*INSTRUCTIONS TO FOLLOW*: Scan the data below for the string "name". Show every line where it turns up.

#####

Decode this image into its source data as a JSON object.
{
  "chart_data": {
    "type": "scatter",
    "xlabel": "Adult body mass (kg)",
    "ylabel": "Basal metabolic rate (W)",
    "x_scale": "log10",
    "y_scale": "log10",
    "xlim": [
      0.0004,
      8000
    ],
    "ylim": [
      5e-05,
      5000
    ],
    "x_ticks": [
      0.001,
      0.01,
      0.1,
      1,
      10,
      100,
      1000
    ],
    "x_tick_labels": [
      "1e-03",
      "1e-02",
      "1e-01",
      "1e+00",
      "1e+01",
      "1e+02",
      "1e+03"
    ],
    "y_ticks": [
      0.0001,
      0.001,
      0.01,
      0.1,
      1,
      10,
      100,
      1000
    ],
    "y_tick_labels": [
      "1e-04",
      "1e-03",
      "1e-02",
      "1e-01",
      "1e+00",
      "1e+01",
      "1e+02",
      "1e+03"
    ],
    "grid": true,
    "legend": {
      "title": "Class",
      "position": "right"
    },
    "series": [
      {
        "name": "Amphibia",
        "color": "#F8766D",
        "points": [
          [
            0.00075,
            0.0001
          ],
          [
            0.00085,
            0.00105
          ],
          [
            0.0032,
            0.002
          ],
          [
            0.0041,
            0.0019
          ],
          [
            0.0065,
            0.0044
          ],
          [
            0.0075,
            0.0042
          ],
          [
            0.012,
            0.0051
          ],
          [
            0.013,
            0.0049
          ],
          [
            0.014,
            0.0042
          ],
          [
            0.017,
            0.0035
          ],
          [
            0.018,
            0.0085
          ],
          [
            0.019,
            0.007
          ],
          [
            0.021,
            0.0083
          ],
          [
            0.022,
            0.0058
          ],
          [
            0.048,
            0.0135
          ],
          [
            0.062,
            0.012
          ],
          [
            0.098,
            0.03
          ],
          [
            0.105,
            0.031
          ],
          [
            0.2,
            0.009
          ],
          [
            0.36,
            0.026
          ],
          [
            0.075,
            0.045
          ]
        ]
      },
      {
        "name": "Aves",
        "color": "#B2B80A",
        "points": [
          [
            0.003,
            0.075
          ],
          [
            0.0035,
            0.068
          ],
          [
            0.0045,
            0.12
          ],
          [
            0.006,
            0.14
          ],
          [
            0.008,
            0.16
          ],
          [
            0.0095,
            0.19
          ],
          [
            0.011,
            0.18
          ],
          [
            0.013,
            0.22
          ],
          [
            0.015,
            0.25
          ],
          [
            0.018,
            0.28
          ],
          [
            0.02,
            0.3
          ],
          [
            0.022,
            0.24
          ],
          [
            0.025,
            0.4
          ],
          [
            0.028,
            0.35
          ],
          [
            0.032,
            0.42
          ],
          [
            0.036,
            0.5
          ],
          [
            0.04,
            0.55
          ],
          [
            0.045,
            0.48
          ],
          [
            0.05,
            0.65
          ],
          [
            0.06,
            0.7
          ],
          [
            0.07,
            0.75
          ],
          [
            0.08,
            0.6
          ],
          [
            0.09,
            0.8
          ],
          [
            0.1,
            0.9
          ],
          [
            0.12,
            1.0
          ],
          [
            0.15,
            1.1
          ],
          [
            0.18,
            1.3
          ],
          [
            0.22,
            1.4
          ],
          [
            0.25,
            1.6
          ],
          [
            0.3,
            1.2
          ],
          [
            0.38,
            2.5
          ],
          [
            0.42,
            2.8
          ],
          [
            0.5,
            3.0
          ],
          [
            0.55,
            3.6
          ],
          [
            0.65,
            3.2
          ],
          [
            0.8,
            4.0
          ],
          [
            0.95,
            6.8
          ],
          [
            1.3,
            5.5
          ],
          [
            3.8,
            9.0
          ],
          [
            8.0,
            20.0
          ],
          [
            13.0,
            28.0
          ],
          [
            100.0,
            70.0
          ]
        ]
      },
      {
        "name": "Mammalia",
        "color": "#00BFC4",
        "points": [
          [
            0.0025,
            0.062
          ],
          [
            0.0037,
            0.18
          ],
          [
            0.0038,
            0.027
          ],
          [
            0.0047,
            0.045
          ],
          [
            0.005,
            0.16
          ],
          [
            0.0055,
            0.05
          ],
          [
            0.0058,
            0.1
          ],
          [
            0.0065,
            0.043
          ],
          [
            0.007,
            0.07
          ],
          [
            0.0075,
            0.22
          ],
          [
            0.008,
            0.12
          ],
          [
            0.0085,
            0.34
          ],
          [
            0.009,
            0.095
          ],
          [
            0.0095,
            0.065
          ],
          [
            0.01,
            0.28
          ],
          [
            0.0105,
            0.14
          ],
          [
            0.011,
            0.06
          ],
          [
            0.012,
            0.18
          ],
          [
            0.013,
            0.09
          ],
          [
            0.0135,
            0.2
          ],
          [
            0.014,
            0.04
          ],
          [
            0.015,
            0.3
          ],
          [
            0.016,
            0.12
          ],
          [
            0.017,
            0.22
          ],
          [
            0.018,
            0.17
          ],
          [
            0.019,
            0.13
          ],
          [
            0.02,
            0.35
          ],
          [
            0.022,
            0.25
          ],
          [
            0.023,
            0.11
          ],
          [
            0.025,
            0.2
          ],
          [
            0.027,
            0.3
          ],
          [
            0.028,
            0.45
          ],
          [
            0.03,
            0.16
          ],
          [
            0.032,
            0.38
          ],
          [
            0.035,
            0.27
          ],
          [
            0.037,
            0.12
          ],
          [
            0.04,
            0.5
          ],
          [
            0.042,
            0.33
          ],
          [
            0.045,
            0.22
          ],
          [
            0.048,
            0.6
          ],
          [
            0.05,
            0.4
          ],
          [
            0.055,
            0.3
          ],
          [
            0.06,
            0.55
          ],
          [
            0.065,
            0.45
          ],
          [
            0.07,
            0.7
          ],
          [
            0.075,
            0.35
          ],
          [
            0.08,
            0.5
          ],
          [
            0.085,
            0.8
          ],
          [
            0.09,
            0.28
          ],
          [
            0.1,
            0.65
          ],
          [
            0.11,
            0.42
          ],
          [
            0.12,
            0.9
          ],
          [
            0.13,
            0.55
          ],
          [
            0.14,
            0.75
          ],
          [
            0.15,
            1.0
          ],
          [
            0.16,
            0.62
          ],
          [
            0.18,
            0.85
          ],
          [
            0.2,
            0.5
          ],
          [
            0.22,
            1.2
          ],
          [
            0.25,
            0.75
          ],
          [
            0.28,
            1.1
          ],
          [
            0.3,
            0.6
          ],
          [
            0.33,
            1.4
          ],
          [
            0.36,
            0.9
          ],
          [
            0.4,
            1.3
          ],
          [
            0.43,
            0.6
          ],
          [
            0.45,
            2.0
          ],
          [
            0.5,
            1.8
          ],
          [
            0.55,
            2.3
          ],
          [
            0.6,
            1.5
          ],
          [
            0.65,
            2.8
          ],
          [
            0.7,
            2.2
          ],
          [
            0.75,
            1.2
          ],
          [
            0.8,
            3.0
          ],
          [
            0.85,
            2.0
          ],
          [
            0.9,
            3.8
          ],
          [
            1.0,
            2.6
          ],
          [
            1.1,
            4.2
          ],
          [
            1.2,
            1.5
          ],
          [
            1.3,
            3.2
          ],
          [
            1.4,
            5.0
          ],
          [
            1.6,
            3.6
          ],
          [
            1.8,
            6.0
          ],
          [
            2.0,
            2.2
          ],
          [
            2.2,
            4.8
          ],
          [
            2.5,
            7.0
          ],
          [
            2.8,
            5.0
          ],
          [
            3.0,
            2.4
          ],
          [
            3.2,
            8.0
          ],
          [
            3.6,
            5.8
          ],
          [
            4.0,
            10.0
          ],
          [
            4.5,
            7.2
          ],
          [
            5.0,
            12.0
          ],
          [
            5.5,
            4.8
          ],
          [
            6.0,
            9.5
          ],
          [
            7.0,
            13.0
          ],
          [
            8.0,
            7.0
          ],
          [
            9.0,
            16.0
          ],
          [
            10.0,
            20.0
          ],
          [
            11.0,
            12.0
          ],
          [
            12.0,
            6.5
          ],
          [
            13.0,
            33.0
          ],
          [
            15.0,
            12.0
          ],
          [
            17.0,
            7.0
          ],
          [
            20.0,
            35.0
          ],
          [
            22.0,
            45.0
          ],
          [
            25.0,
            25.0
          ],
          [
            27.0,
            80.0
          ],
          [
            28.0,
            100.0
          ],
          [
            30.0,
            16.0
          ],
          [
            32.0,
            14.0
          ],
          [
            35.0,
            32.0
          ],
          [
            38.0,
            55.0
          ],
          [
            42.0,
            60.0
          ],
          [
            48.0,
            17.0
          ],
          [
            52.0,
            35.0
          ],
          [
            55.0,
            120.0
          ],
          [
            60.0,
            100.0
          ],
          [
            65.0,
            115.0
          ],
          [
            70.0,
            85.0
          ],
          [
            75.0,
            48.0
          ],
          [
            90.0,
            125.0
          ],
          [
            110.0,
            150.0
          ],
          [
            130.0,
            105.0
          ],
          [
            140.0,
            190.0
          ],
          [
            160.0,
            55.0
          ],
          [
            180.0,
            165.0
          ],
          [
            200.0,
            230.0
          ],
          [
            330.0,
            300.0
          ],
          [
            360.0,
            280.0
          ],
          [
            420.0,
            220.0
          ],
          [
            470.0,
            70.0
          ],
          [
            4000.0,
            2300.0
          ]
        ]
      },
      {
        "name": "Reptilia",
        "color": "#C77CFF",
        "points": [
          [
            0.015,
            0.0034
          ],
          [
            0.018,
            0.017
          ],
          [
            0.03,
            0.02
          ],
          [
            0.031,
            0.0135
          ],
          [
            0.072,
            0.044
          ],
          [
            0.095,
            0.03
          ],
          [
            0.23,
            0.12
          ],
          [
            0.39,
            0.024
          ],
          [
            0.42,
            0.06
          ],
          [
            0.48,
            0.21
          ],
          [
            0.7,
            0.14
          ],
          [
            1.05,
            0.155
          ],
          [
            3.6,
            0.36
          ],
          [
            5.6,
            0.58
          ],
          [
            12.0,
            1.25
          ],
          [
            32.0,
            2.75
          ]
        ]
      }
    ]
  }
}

#####

*CORRECT RESULT*:
        "name": "Amphibia",
        "name": "Aves",
        "name": "Mammalia",
        "name": "Reptilia",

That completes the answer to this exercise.